> WORK INSTRUCTIONS
Retype each entry below exactly as it stands.

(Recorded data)
-.-.-
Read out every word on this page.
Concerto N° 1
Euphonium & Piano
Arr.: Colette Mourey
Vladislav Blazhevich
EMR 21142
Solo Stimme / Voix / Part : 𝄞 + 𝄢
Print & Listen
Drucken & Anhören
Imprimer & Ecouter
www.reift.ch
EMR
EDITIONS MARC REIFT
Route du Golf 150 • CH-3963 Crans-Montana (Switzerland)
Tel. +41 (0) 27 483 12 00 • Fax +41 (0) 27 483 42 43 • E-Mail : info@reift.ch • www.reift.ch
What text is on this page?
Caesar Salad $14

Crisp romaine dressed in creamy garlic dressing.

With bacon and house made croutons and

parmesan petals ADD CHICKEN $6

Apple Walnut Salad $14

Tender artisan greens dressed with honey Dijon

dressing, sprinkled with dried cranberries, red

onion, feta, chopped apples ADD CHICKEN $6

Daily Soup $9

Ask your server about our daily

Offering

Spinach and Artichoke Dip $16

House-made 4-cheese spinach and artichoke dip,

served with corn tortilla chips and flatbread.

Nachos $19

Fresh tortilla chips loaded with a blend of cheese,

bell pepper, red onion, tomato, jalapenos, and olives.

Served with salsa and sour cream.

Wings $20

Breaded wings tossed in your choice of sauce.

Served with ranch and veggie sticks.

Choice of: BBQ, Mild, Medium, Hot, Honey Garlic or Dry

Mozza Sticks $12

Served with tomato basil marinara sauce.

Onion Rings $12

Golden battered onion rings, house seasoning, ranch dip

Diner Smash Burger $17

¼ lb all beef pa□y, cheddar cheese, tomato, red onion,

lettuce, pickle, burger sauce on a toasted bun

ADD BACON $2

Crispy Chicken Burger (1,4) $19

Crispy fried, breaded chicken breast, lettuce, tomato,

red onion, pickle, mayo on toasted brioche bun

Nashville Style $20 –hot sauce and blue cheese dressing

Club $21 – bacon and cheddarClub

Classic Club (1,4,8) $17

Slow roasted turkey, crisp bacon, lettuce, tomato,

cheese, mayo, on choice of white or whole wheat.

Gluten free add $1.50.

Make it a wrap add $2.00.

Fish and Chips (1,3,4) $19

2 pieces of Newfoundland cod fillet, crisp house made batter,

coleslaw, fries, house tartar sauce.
-.-.-
> OUTPUT BELOW
Read out every word on this page.
Concerto N° 1
Euphonium & Piano
Arr.: Colette Mourey
Vladislav Blazhevich
EMR 21142
Solo Stimme / Voix / Part : 𝄞 + 𝄢
Print & Listen
Drucken & Anhören
Imprimer & Ecouter
www.reift.ch
EMR
EDITIONS MARC REIFT
Route du Golf 150 • CH-3963 Crans-Montana (Switzerland)
Tel. +41 (0) 27 483 12 00 • Fax +41 (0) 27 483 42 43 • E-Mail : info@reift.ch • www.reift.ch
What text is on this page?
Caesar Salad $14

Crisp romaine dressed in creamy garlic dressing.

With bacon and house made croutons and

parmesan petals ADD CHICKEN $6

Apple Walnut Salad $14

Tender artisan greens dressed with honey Dijon

dressing, sprinkled with dried cranberries, red

onion, feta, chopped apples ADD CHICKEN $6

Daily Soup $9

Ask your server about our daily

Offering

Spinach and Artichoke Dip $16

House-made 4-cheese spinach and artichoke dip,

served with corn tortilla chips and flatbread.

Nachos $19

Fresh tortilla chips loaded with a blend of cheese,

bell pepper, red onion, tomato, jalapenos, and olives.

Served with salsa and sour cream.

Wings $20

Breaded wings tossed in your choice of sauce.

Served with ranch and veggie sticks.

Choice of: BBQ, Mild, Medium, Hot, Honey Garlic or Dry

Mozza Sticks $12

Served with tomato basil marinara sauce.

Onion Rings $12

Golden battered onion rings, house seasoning, ranch dip

Diner Smash Burger $17

¼ lb all beef pa□y, cheddar cheese, tomato, red onion,

lettuce, pickle, burger sauce on a toasted bun

ADD BACON $2

Crispy Chicken Burger (1,4) $19

Crispy fried, breaded chicken breast, lettuce, tomato,

red onion, pickle, mayo on toasted brioche bun

Nashville Style $20 –hot sauce and blue cheese dressing

Club $21 – bacon and cheddarClub

Classic Club (1,4,8) $17

Slow roasted turkey, crisp bacon, lettuce, tomato,

cheese, mayo, on choice of white or whole wheat.

Gluten free add $1.50.

Make it a wrap add $2.00.

Fish and Chips (1,3,4) $19

2 pieces of Newfoundland cod fillet, crisp house made batter,

coleslaw, fries, house tartar sauce.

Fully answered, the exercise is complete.